Saved entries
□ □ □

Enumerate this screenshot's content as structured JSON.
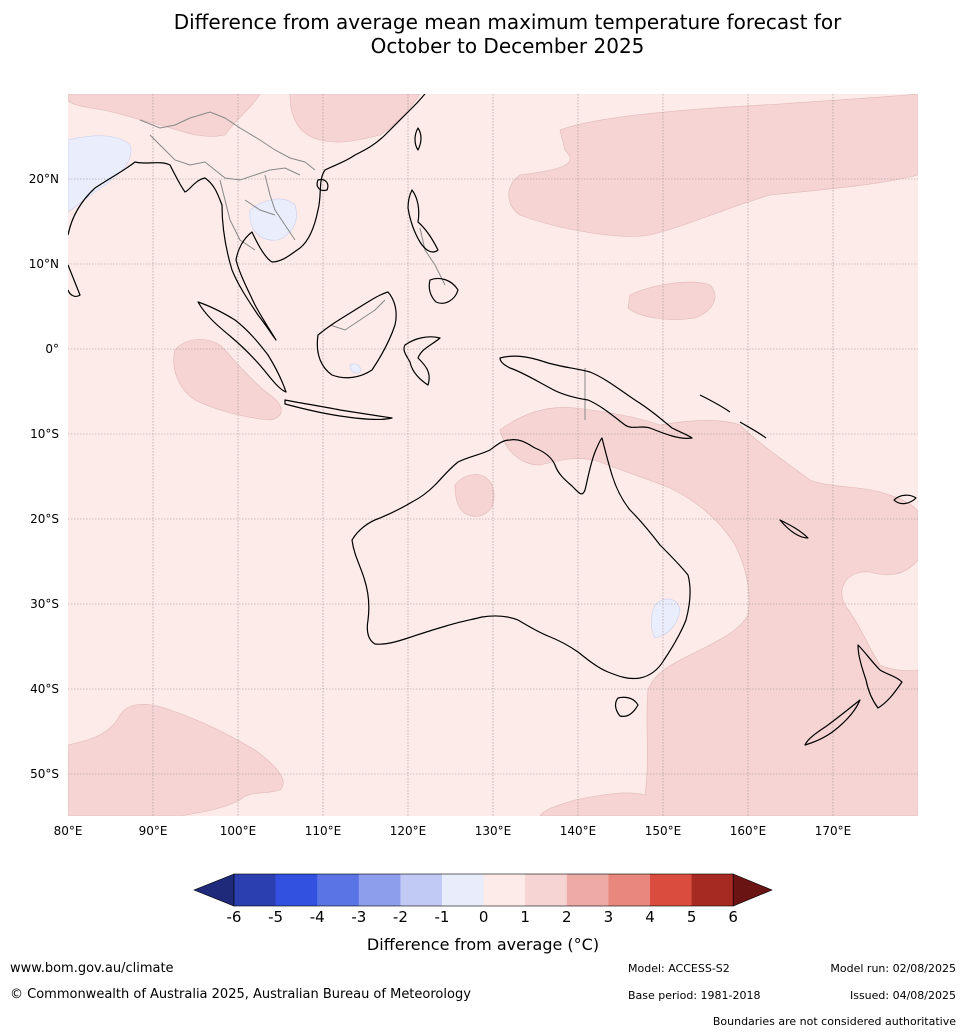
{
  "title_line1": "Difference from average mean maximum temperature forecast for",
  "title_line2": "October to December 2025",
  "map": {
    "lon_labels": [
      "80°E",
      "90°E",
      "100°E",
      "110°E",
      "120°E",
      "130°E",
      "140°E",
      "150°E",
      "160°E",
      "170°E"
    ],
    "lat_labels": [
      "20°N",
      "10°N",
      "0°",
      "10°S",
      "20°S",
      "30°S",
      "40°S",
      "50°S"
    ],
    "colors": {
      "background_anomaly_0_1": "#fcebe9",
      "anomaly_1_2": "#f5d4d3",
      "anomaly_minus1_0": "#eaedfb",
      "coastline": "#000000",
      "border": "#888888",
      "gridline": "#9a8f8f"
    }
  },
  "colorbar": {
    "ticks": [
      "-6",
      "-5",
      "-4",
      "-3",
      "-2",
      "-1",
      "0",
      "1",
      "2",
      "3",
      "4",
      "5",
      "6"
    ],
    "colors": [
      "#1f2b7a",
      "#2b3fb0",
      "#3251e0",
      "#5a74e6",
      "#8c9eec",
      "#c1c9f5",
      "#e9ecfb",
      "#fcebe9",
      "#f5d4d3",
      "#eeaba6",
      "#e8877d",
      "#da4c3e",
      "#a62a22",
      "#6b1414"
    ],
    "label": "Difference from average (°C)"
  },
  "footer": {
    "website": "www.bom.gov.au/climate",
    "copyright": "© Commonwealth of Australia 2025, Australian Bureau of Meteorology",
    "model": "Model: ACCESS-S2",
    "base_period": "Base period: 1981-2018",
    "model_run": "Model run: 02/08/2025",
    "issued": "Issued: 04/08/2025",
    "disclaimer": "Boundaries are not considered authoritative"
  }
}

□ □ □

(WORK REQUIRED)
Every line of text is to be repeated exactly; pictures are left out.

(COMPLETE RESPONSE)
Enumerate this screenshot's content as structured JSON.
{
  "title_line1": "Difference from average mean maximum temperature forecast for",
  "title_line2": "October to December 2025",
  "map": {
    "lon_labels": [
      "80°E",
      "90°E",
      "100°E",
      "110°E",
      "120°E",
      "130°E",
      "140°E",
      "150°E",
      "160°E",
      "170°E"
    ],
    "lat_labels": [
      "20°N",
      "10°N",
      "0°",
      "10°S",
      "20°S",
      "30°S",
      "40°S",
      "50°S"
    ],
    "colors": {
      "background_anomaly_0_1": "#fcebe9",
      "anomaly_1_2": "#f5d4d3",
      "anomaly_minus1_0": "#eaedfb",
      "coastline": "#000000",
      "border": "#888888",
      "gridline": "#9a8f8f"
    }
  },
  "colorbar": {
    "ticks": [
      "-6",
      "-5",
      "-4",
      "-3",
      "-2",
      "-1",
      "0",
      "1",
      "2",
      "3",
      "4",
      "5",
      "6"
    ],
    "colors": [
      "#1f2b7a",
      "#2b3fb0",
      "#3251e0",
      "#5a74e6",
      "#8c9eec",
      "#c1c9f5",
      "#e9ecfb",
      "#fcebe9",
      "#f5d4d3",
      "#eeaba6",
      "#e8877d",
      "#da4c3e",
      "#a62a22",
      "#6b1414"
    ],
    "label": "Difference from average (°C)"
  },
  "footer": {
    "website": "www.bom.gov.au/climate",
    "copyright": "© Commonwealth of Australia 2025, Australian Bureau of Meteorology",
    "model": "Model: ACCESS-S2",
    "base_period": "Base period: 1981-2018",
    "model_run": "Model run: 02/08/2025",
    "issued": "Issued: 04/08/2025",
    "disclaimer": "Boundaries are not considered authoritative"
  }
}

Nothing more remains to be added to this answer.